→ **Exercise directions**:
Determine how many lines in the entries below contain the string "color", and reply with that number alone.

→ **Recorded information**:
****************
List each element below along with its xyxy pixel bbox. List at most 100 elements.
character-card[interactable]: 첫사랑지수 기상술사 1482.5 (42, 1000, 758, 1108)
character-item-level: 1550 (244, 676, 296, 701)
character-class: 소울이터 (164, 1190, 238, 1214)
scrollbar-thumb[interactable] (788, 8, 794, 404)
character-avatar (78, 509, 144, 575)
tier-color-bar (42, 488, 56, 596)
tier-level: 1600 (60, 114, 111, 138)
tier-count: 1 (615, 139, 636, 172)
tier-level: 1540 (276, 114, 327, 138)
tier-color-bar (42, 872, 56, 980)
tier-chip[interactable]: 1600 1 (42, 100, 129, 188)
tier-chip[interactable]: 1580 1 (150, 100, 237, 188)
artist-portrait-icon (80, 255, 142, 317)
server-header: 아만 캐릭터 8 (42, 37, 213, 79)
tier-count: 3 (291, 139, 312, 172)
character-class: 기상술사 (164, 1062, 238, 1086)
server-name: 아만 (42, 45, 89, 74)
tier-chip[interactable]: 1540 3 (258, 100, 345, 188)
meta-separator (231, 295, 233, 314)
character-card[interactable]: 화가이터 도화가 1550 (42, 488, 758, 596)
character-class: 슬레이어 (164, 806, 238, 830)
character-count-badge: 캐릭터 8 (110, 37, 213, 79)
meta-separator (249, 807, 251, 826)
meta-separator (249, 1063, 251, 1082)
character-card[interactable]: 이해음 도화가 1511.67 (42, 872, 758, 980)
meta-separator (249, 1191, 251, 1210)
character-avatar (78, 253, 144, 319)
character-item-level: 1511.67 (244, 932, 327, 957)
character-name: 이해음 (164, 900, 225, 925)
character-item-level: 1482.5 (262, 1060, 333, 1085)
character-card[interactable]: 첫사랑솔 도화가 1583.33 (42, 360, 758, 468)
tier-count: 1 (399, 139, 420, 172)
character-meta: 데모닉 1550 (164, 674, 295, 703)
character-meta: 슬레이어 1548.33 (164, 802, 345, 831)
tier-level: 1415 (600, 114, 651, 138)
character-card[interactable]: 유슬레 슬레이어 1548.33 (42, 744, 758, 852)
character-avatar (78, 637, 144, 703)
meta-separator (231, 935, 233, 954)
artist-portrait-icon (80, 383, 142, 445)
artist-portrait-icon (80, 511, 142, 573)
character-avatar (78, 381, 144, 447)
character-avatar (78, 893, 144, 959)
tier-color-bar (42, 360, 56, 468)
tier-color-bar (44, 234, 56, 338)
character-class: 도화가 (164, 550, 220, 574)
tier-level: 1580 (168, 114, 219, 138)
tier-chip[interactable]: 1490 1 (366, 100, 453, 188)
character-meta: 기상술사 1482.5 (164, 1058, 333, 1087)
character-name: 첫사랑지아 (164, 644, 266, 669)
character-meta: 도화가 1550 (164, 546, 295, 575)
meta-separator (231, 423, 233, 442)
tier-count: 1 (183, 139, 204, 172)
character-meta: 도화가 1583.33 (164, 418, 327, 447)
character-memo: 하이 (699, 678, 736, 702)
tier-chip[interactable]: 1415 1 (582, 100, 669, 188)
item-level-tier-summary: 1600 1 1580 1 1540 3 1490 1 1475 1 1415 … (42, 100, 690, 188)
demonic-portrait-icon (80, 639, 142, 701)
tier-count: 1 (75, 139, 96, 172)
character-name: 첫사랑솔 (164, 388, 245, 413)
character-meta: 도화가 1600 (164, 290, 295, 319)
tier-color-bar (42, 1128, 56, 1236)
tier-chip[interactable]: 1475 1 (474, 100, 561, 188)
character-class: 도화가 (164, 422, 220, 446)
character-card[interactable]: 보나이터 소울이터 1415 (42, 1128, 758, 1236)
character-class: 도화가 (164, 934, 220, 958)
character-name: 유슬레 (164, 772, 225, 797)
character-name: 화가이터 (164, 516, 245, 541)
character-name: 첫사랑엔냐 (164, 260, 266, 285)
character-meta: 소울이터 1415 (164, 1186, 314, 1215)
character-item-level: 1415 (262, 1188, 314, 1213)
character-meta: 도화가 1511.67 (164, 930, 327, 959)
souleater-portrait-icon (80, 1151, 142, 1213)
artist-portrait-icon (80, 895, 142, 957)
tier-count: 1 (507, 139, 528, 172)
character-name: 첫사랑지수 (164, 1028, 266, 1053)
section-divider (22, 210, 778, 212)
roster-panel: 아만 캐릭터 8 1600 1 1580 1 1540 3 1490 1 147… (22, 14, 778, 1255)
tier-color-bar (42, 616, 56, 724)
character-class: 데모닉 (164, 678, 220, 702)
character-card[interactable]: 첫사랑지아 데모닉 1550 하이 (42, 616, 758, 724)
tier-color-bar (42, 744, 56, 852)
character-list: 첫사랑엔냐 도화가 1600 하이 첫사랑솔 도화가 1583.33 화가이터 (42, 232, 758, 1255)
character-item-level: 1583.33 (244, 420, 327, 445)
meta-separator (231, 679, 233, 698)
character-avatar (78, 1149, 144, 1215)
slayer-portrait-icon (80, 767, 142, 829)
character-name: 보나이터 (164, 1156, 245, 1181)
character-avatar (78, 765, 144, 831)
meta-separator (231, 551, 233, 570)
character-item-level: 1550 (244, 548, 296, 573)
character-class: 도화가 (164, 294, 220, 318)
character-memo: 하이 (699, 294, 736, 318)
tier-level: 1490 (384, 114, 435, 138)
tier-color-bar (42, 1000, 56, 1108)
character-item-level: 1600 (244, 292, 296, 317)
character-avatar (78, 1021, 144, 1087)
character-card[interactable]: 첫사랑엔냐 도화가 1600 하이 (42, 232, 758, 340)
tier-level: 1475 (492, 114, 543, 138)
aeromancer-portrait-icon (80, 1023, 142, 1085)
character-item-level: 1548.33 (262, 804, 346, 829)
****************
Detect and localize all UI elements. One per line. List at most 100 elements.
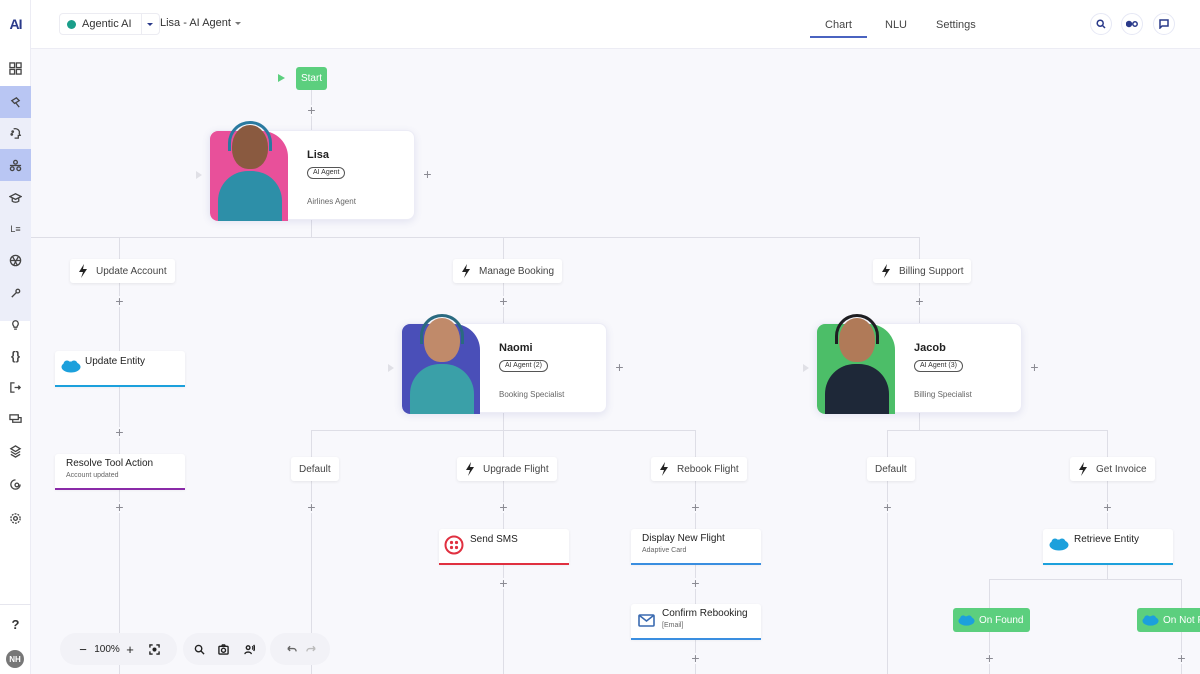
****************
→ **Solution**:
8